Your task is to copy the material exactly.

Stored items from a collection:
╭──

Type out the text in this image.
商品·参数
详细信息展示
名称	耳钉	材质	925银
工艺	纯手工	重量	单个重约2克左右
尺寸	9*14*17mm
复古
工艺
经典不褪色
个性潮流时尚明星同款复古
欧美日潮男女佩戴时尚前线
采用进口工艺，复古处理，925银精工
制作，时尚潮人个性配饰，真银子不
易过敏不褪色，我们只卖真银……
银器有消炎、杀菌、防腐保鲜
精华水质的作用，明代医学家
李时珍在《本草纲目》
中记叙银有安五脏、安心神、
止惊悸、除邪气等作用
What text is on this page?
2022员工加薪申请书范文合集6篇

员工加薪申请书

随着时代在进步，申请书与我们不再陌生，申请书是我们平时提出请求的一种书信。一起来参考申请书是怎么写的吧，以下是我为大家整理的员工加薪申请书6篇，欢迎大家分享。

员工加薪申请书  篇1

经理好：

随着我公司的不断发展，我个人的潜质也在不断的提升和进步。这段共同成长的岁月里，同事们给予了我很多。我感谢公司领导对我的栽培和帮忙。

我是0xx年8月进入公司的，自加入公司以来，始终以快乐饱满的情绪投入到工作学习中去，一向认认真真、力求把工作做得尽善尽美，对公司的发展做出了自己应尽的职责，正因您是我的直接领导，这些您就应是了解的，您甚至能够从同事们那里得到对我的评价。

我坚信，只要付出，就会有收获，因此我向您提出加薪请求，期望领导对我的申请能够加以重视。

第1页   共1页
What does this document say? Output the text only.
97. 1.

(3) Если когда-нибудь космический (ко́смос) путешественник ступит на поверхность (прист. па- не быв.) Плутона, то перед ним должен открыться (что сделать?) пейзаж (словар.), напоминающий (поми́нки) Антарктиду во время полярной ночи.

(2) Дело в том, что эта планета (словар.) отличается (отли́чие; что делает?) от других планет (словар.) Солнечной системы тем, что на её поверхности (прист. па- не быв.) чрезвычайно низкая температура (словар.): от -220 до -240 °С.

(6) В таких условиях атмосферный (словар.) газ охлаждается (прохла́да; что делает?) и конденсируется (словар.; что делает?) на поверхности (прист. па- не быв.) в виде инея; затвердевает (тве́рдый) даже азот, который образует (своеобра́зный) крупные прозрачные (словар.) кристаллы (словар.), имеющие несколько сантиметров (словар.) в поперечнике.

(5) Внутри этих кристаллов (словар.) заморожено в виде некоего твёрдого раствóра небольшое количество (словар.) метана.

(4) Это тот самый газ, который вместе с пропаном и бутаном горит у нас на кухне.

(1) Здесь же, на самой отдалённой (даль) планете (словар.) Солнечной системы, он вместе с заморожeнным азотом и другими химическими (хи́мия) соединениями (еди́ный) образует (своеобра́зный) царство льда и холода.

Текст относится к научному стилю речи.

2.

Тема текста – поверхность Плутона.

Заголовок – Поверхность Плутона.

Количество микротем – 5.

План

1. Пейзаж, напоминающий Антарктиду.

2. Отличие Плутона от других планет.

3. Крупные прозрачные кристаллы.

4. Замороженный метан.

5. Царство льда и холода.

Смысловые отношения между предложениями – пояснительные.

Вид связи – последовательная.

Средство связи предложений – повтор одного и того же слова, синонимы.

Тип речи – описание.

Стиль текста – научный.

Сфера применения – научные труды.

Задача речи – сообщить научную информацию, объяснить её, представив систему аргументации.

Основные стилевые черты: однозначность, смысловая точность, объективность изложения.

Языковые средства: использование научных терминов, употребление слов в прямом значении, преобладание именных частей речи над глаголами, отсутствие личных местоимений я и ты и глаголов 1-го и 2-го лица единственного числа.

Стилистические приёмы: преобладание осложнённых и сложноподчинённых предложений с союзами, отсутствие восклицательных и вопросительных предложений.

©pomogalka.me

╰──

◆ **Result for this exercise**
Type out the text in this image.
商品·参数
详细信息展示
名称	耳钉	材质	925银
工艺	纯手工	重量	单个重约2克左右
尺寸	9*14*17mm
复古
工艺
经典不褪色
个性潮流时尚明星同款复古
欧美日潮男女佩戴时尚前线
采用进口工艺，复古处理，925银精工
制作，时尚潮人个性配饰，真银子不
易过敏不褪色，我们只卖真银……
银器有消炎、杀菌、防腐保鲜
精华水质的作用，明代医学家
李时珍在《本草纲目》
中记叙银有安五脏、安心神、
止惊悸、除邪气等作用
What text is on this page?
2022员工加薪申请书范文合集6篇

员工加薪申请书

随着时代在进步，申请书与我们不再陌生，申请书是我们平时提出请求的一种书信。一起来参考申请书是怎么写的吧，以下是我为大家整理的员工加薪申请书6篇，欢迎大家分享。

员工加薪申请书  篇1

经理好：

随着我公司的不断发展，我个人的潜质也在不断的提升和进步。这段共同成长的岁月里，同事们给予了我很多。我感谢公司领导对我的栽培和帮忙。

我是0xx年8月进入公司的，自加入公司以来，始终以快乐饱满的情绪投入到工作学习中去，一向认认真真、力求把工作做得尽善尽美，对公司的发展做出了自己应尽的职责，正因您是我的直接领导，这些您就应是了解的，您甚至能够从同事们那里得到对我的评价。

我坚信，只要付出，就会有收获，因此我向您提出加薪请求，期望领导对我的申请能够加以重视。

第1页   共1页
What does this document say? Output the text only.
97. 1.

(3) Если когда-нибудь космический (ко́смос) путешественник ступит на поверхность (прист. па- не быв.) Плутона, то перед ним должен открыться (что сделать?) пейзаж (словар.), напоминающий (поми́нки) Антарктиду во время полярной ночи.

(2) Дело в том, что эта планета (словар.) отличается (отли́чие; что делает?) от других планет (словар.) Солнечной системы тем, что на её поверхности (прист. па- не быв.) чрезвычайно низкая температура (словар.): от -220 до -240 °С.

(6) В таких условиях атмосферный (словар.) газ охлаждается (прохла́да; что делает?) и конденсируется (словар.; что делает?) на поверхности (прист. па- не быв.) в виде инея; затвердевает (тве́рдый) даже азот, который образует (своеобра́зный) крупные прозрачные (словар.) кристаллы (словар.), имеющие несколько сантиметров (словар.) в поперечнике.

(5) Внутри этих кристаллов (словар.) заморожено в виде некоего твёрдого раствóра небольшое количество (словар.) метана.

(4) Это тот самый газ, который вместе с пропаном и бутаном горит у нас на кухне.

(1) Здесь же, на самой отдалённой (даль) планете (словар.) Солнечной системы, он вместе с заморожeнным азотом и другими химическими (хи́мия) соединениями (еди́ный) образует (своеобра́зный) царство льда и холода.

Текст относится к научному стилю речи.

2.

Тема текста – поверхность Плутона.

Заголовок – Поверхность Плутона.

Количество микротем – 5.

План

1. Пейзаж, напоминающий Антарктиду.

2. Отличие Плутона от других планет.

3. Крупные прозрачные кристаллы.

4. Замороженный метан.

5. Царство льда и холода.

Смысловые отношения между предложениями – пояснительные.

Вид связи – последовательная.

Средство связи предложений – повтор одного и того же слова, синонимы.

Тип речи – описание.

Стиль текста – научный.

Сфера применения – научные труды.

Задача речи – сообщить научную информацию, объяснить её, представив систему аргументации.

Основные стилевые черты: однозначность, смысловая точность, объективность изложения.

Языковые средства: использование научных терминов, употребление слов в прямом значении, преобладание именных частей речи над глаголами, отсутствие личных местоимений я и ты и глаголов 1-го и 2-го лица единственного числа.

Стилистические приёмы: преобладание осложнённых и сложноподчинённых предложений с союзами, отсутствие восклицательных и вопросительных предложений.

©pomogalka.me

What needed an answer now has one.